■ Exercise: Skip every picture and copy only the lines from the one containing "Output the text content of this document." to the final line of the records below.

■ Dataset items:

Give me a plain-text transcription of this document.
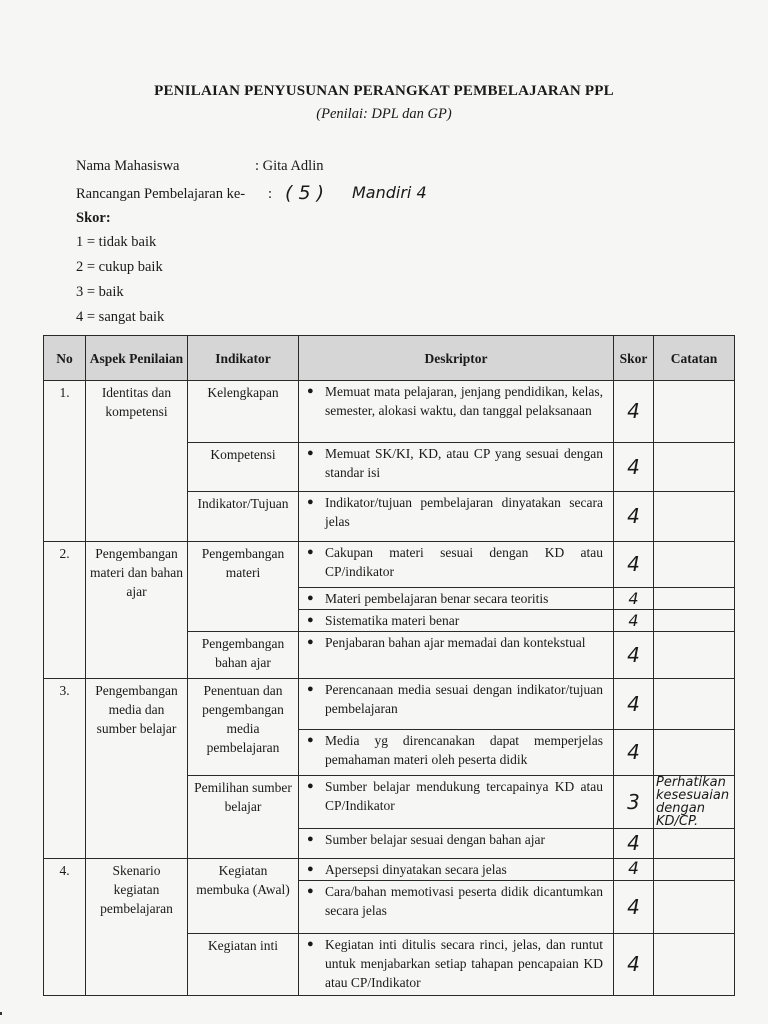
PENILAIAN PENYUSUNAN PERANGKAT PEMBELAJARAN PPL
(Penilai: DPL dan GP)
Nama Mahasiswa	: Gita Adlin
Rancangan Pembelajaran ke- : ( 5 ) Mandiri 4
Skor:
1 = tidak baik
2 = cukup baik
3 = baik
4 = sangat baik
No	Aspek Penilaian	Indikator	Deskriptor	Skor	Catatan
1.	Identitas dan kompetensi	Kelengkapan	● Memuat mata pelajaran, jenjang pendidikan, kelas, semester, alokasi waktu, dan tanggal pelaksanaan	4	
		Kompetensi	● Memuat SK/KI, KD, atau CP yang sesuai dengan standar isi	4	
		Indikator/Tujuan	● Indikator/tujuan pembelajaran dinyatakan secara jelas	4	
2.	Pengembangan materi dan bahan ajar	Pengembangan materi	● Cakupan materi sesuai dengan KD atau CP/indikator	4	

			● Materi pembelajaran benar secara teoritis	4	

			● Sistematika materi benar	4	
		Pengembangan bahan ajar	● Penjabaran bahan ajar memadai dan kontekstual	4	
3.	Pengembangan media dan sumber belajar	Penentuan dan pengembangan media pembelajaran	● Perencanaan media sesuai dengan indikator/tujuan pembelajaran	4	

			● Media yg direncanakan dapat memperjelas pemahaman materi oleh peserta didik	4	
		Pemilihan sumber belajar	● Sumber belajar mendukung tercapainya KD atau CP/Indikator	3	Perhatikan kesesuaian dengan KD/CP.

			● Sumber belajar sesuai dengan bahan ajar	4	
4.	Skenario kegiatan pembelajaran	Kegiatan membuka (Awal)	● Apersepsi dinyatakan secara jelas	4	

			● Cara/bahan memotivasi peserta didik dicantumkan secara jelas	4	
		Kegiatan inti	● Kegiatan inti ditulis secara rinci, jelas, dan runtut untuk menjabarkan setiap tahapan pencapaian KD atau CP/Indikator	4	
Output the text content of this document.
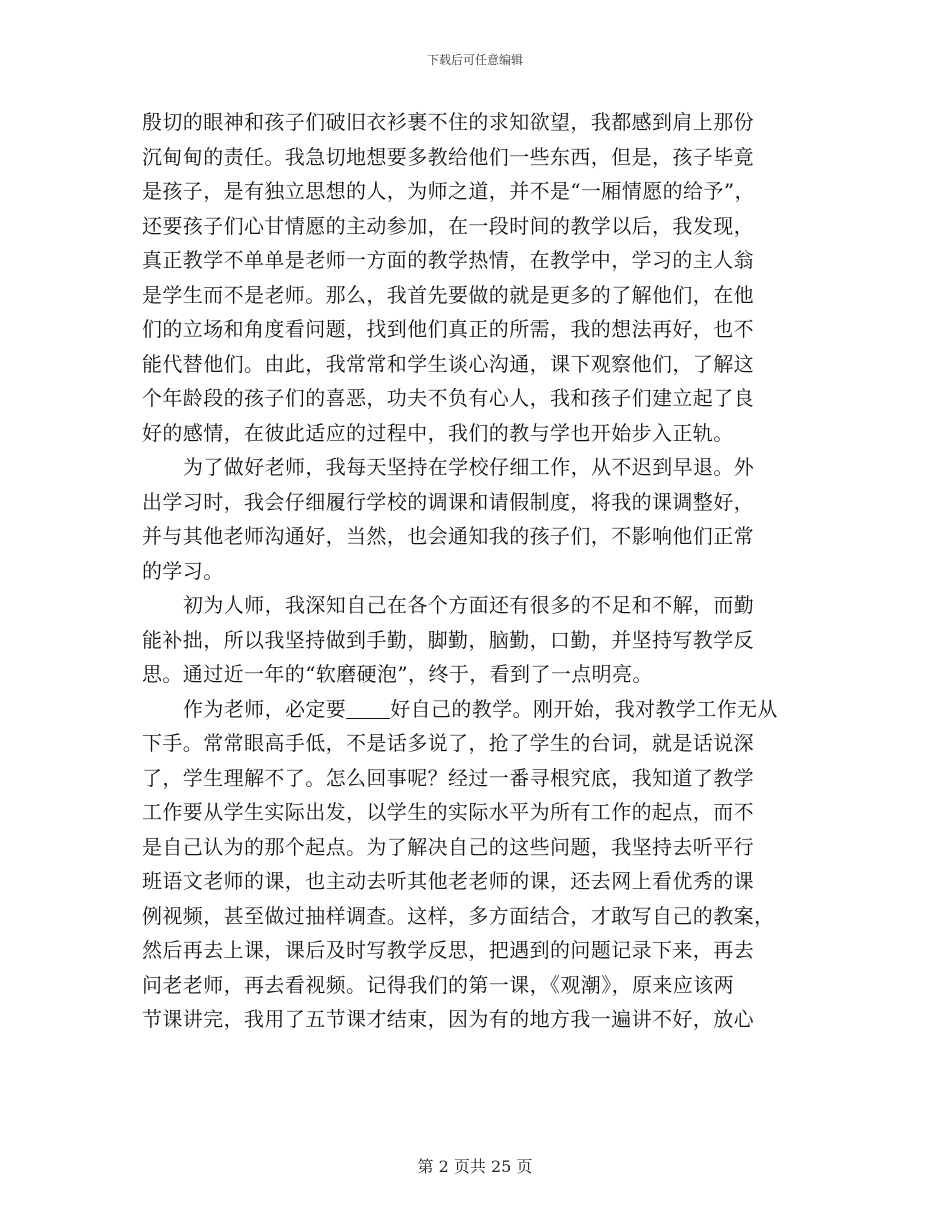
下载后可任意编辑
殷切的眼神和孩子们破旧衣衫裹不住的求知欲望，我都感到肩上那份
沉甸甸的责任。我急切地想要多教给他们一些东西，但是，孩子毕竟
是孩子，是有独立思想的人，为师之道，并不是“一厢情愿的给予”，
还要孩子们心甘情愿的主动参加，在一段时间的教学以后，我发现，
真正教学不单单是老师一方面的教学热情，在教学中，学习的主人翁
是学生而不是老师。那么，我首先要做的就是更多的了解他们，在他
们的立场和角度看问题，找到他们真正的所需，我的想法再好，也不
能代替他们。由此，我常常和学生谈心沟通，课下观察他们，了解这
个年龄段的孩子们的喜恶，功夫不负有心人，我和孩子们建立起了良
好的感情，在彼此适应的过程中，我们的教与学也开始步入正轨。
为了做好老师，我每天坚持在学校仔细工作，从不迟到早退。外
出学习时，我会仔细履行学校的调课和请假制度，将我的课调整好，
并与其他老师沟通好，当然，也会通知我的孩子们，不影响他们正常
的学习。
初为人师，我深知自己在各个方面还有很多的不足和不解，而勤
能补拙，所以我坚持做到手勤，脚勤，脑勤，口勤，并坚持写教学反
思。通过近一年的“软磨硬泡”，终于，看到了一点明亮。
作为老师，必定要 好自己的教学。刚开始，我对教学工作无从
下手。常常眼高手低，不是话多说了，抢了学生的台词，就是话说深
了，学生理解不了。怎么回事呢？经过一番寻根究底，我知道了教学
工作要从学生实际出发，以学生的实际水平为所有工作的起点，而不
是自己认为的那个起点。为了解决自己的这些问题，我坚持去听平行
班语文老师的课，也主动去听其他老老师的课，还去网上看优秀的课
例视频，甚至做过抽样调查。这样，多方面结合，才敢写自己的教案，
然后再去上课，课后及时写教学反思，把遇到的问题记录下来，再去
问老老师，再去看视频。记得我们的第一课，《观潮》，原来应该两
节课讲完，我用了五节课才结束，因为有的地方我一遍讲不好，放心
第 2 页共 25 页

■ Result for this exercise:
Output the text content of this document.
下载后可任意编辑
殷切的眼神和孩子们破旧衣衫裹不住的求知欲望，我都感到肩上那份
沉甸甸的责任。我急切地想要多教给他们一些东西，但是，孩子毕竟
是孩子，是有独立思想的人，为师之道，并不是“一厢情愿的给予”，
还要孩子们心甘情愿的主动参加，在一段时间的教学以后，我发现，
真正教学不单单是老师一方面的教学热情，在教学中，学习的主人翁
是学生而不是老师。那么，我首先要做的就是更多的了解他们，在他
们的立场和角度看问题，找到他们真正的所需，我的想法再好，也不
能代替他们。由此，我常常和学生谈心沟通，课下观察他们，了解这
个年龄段的孩子们的喜恶，功夫不负有心人，我和孩子们建立起了良
好的感情，在彼此适应的过程中，我们的教与学也开始步入正轨。
为了做好老师，我每天坚持在学校仔细工作，从不迟到早退。外
出学习时，我会仔细履行学校的调课和请假制度，将我的课调整好，
并与其他老师沟通好，当然，也会通知我的孩子们，不影响他们正常
的学习。
初为人师，我深知自己在各个方面还有很多的不足和不解，而勤
能补拙，所以我坚持做到手勤，脚勤，脑勤，口勤，并坚持写教学反
思。通过近一年的“软磨硬泡”，终于，看到了一点明亮。
作为老师，必定要 好自己的教学。刚开始，我对教学工作无从
下手。常常眼高手低，不是话多说了，抢了学生的台词，就是话说深
了，学生理解不了。怎么回事呢？经过一番寻根究底，我知道了教学
工作要从学生实际出发，以学生的实际水平为所有工作的起点，而不
是自己认为的那个起点。为了解决自己的这些问题，我坚持去听平行
班语文老师的课，也主动去听其他老老师的课，还去网上看优秀的课
例视频，甚至做过抽样调查。这样，多方面结合，才敢写自己的教案，
然后再去上课，课后及时写教学反思，把遇到的问题记录下来，再去
问老老师，再去看视频。记得我们的第一课，《观潮》，原来应该两
节课讲完，我用了五节课才结束，因为有的地方我一遍讲不好，放心
第 2 页共 25 页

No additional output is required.